> _Problema assegnato 1_
Trascrivi senza alcuna modifica il passo del brano sul Friuli e sul frico che va da "Ricetta che è" a "metà, di cottura.".

> _Brano di testo_
===
Ho cominciato ad amare questa terra per diversi ottimi motivi..
Per Ennio, indubbiamente. Per il suo carattere mite ed irremovibile, dolce e granitico.
Per il verde delle foreste che precipita direttamente nel mare.
Per la musica medievale intonata in testa, passeggiando per le strade di Cividale.
Per il prosciutto di San Daniele.
Perché in ogni bar, quando ordini un caffè, ti guardano e ti chiedono, dopo una piccola esitazione: "Liscio?".
E ancora: perché possiedo l'unico paio di occhi scuri nel gruppo dove sto chiacchierando.
Per il latte che fa la schiuma.
Perché si salutano dicendo "Mandi!", sia quando si incontrano sia quando si allontanano.
Per il cartello fuori dal ristorante: "Attenzione: locale frequentato da rugbisti".
Perché l'unità di misura minima, per il vino, è il "taglio", dentro appositi bicchieri da osteria.
E per il Frico.
Ricetta che è una scusa per agglomerare i residui degli innumerevoli formaggi che girano tra queste tavole, provenienti dalle malghe. Anche di differente stagionatura.
Il formaggio va tagliato a dadini.
Le patate si pelano e si cuociono in acqua bollente senza arrivare a completa lessatura, anzi: direi meno della metà, di cottura.
Dopo bisogna tagliarle a fettine molto sottili.
In padella (antiaderente) si scioglie un po' di burro, per appassire una mezza cipolla insieme a sale e pepe (poco sale, soprattutto se ci sono a disposizione dei bei formaggi sostenuti e saporosi). E si uniscono le patate, finendo la cottura e schiacciando ben bene il tutto con una forchetta. In ultimo, i dadini di formaggio. L'abilità della cuoca, in questo caso, sarà quella di eliminare mano a mano l'eccesso di grasso traspirato dal formaggio e, soprattutto, individuare il momento esatto in cui il formaggio, sotto, avrà formato una sottile crosticina, per girare il disco senza arrivare a ustione completa.
Il "Frico" è (apparentemente) semplice, e buono da impazzire.
E paradossalmente, dopo un fine settimana di mangiate clamorose, le padrone di casa hanno avuto anche l'idea di chiedermi di organizzare una serata per piegare i tortellini: per insegnare alle "frutis" friulane la nobile e antica arte della pasta sfoglia e dell'"Ombelico di Venere"!..
Fa ridere, quindi vale.

26 giugno, 2008

DOLCEZZA



C'è un paese meraviglioso dove la Focaccina è una ragazza dolcissima, con gli occhi da cerbiatta ed il placcaggio che spezza le gambe.
Ci si arriva a fatica, in questo paese, soprattutto se tutte le persone a cui domandi ti danno una strada diversa da percorrere.
Va a finire che siamo sempre, immancabilmente in ritardo.. e dico sempre, ma in realtà io e il mio Friulano stiamo insieme da poco. Ma ci prendiamo già amabilmente per i fondelli, quindi vale!
===
Dati sul posizionamento degli elementi
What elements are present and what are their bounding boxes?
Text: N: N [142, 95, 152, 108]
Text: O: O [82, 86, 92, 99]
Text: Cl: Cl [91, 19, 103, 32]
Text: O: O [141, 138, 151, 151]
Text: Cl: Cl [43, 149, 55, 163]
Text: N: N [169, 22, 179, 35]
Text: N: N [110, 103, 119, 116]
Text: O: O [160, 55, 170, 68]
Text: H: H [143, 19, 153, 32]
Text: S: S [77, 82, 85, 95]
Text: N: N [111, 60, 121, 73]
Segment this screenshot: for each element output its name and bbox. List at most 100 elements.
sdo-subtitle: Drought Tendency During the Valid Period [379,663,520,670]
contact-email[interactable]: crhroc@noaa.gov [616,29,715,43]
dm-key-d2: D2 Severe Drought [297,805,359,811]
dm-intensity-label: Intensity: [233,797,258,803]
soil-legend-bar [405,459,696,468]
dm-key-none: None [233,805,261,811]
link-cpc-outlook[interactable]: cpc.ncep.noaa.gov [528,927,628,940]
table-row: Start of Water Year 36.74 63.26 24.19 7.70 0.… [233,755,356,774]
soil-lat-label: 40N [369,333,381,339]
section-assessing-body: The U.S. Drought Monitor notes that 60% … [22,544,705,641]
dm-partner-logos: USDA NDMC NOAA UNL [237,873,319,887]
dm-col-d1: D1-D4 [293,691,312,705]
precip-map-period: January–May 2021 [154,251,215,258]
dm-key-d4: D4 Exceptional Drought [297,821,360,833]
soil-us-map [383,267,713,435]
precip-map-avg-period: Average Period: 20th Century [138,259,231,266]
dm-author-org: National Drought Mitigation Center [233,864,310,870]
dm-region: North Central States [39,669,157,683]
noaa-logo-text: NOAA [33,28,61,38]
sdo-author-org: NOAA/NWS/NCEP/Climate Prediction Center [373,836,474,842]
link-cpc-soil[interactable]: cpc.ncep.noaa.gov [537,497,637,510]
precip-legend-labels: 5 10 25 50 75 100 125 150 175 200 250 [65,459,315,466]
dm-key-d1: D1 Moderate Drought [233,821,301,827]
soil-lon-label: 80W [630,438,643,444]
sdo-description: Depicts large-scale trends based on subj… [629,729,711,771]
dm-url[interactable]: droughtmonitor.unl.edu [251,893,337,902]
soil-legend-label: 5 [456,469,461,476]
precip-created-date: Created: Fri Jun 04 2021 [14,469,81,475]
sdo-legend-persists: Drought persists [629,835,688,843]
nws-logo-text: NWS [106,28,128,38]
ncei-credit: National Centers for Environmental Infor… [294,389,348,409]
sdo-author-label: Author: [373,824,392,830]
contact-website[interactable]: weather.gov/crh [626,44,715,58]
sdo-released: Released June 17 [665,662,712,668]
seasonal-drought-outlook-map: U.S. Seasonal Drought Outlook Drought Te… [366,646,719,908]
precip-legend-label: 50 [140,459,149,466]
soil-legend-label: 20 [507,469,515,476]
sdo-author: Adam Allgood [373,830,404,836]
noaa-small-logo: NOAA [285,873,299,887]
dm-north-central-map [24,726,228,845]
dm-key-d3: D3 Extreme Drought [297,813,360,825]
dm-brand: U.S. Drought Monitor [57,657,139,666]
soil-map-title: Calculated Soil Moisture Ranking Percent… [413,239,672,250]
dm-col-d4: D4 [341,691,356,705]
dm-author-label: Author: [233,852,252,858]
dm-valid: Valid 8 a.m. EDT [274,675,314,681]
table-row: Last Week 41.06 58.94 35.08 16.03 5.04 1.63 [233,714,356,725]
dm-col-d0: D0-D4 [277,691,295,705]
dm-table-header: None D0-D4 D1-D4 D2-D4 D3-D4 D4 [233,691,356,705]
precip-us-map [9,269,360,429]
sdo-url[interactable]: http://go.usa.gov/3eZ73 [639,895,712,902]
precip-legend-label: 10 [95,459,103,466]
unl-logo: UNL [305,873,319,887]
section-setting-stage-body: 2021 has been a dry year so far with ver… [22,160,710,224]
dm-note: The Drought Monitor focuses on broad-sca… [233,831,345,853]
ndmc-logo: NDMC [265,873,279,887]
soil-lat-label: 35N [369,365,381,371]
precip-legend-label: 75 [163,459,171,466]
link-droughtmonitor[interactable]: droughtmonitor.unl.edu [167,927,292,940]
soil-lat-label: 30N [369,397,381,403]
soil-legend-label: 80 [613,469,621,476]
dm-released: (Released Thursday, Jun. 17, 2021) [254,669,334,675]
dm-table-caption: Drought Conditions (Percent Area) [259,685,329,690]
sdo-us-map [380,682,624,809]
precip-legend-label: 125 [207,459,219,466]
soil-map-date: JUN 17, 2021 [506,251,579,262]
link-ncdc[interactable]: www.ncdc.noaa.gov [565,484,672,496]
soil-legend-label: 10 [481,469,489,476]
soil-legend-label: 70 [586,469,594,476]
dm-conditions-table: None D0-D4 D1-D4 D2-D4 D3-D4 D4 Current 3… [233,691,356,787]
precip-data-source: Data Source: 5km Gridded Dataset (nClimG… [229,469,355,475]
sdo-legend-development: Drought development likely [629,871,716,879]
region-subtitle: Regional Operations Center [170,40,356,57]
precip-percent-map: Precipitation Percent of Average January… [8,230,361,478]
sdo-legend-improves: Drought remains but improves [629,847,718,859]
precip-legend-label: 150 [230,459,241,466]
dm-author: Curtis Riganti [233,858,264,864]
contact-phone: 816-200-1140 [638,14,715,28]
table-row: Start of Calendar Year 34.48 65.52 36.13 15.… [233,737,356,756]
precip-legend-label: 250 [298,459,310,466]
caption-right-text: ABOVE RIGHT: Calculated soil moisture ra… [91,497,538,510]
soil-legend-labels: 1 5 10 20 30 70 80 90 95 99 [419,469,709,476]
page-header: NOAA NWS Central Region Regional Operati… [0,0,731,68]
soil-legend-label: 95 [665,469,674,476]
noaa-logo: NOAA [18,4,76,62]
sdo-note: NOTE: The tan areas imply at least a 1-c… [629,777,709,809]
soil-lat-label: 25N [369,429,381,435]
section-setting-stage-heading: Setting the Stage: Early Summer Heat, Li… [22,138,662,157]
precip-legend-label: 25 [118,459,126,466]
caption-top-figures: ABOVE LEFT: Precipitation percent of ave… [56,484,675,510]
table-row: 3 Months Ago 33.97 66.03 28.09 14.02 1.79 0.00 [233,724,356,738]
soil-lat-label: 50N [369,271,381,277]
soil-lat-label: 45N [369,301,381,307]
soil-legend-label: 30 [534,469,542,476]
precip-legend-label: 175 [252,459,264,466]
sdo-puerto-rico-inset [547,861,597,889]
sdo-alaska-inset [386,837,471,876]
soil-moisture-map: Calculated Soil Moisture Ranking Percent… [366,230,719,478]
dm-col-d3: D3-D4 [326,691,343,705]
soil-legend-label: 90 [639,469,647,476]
===
> _Problema assegnato 2_
Restituisci senza cambiare nulla le righe dei dati, dalla prima fino a quella che contiene "dm-key-none: None [233,805,261,811]", comprese entrambe.

> _Risposta completa 1_
Ricetta che è una scusa per agglomerare i residui degli innumerevoli formaggi che girano tra queste tavole, provenienti dalle malghe. Anche di differente stagionatura.
Il formaggio va tagliato a dadini.
Le patate si pelano e si cuociono in acqua bollente senza arrivare a completa lessatura, anzi: direi meno della metà, di cottura.

> _Risposta completa 2_
What elements are present and what are their bounding boxes?
Text: N: N [142, 95, 152, 108]
Text: O: O [82, 86, 92, 99]
Text: Cl: Cl [91, 19, 103, 32]
Text: O: O [141, 138, 151, 151]
Text: Cl: Cl [43, 149, 55, 163]
Text: N: N [169, 22, 179, 35]
Text: N: N [110, 103, 119, 116]
Text: O: O [160, 55, 170, 68]
Text: H: H [143, 19, 153, 32]
Text: S: S [77, 82, 85, 95]
Text: N: N [111, 60, 121, 73]
Segment this screenshot: for each element output its name and bbox. List at most 100 elements.
sdo-subtitle: Drought Tendency During the Valid Period [379,663,520,670]
contact-email[interactable]: crhroc@noaa.gov [616,29,715,43]
dm-key-d2: D2 Severe Drought [297,805,359,811]
dm-intensity-label: Intensity: [233,797,258,803]
soil-legend-bar [405,459,696,468]
dm-key-none: None [233,805,261,811]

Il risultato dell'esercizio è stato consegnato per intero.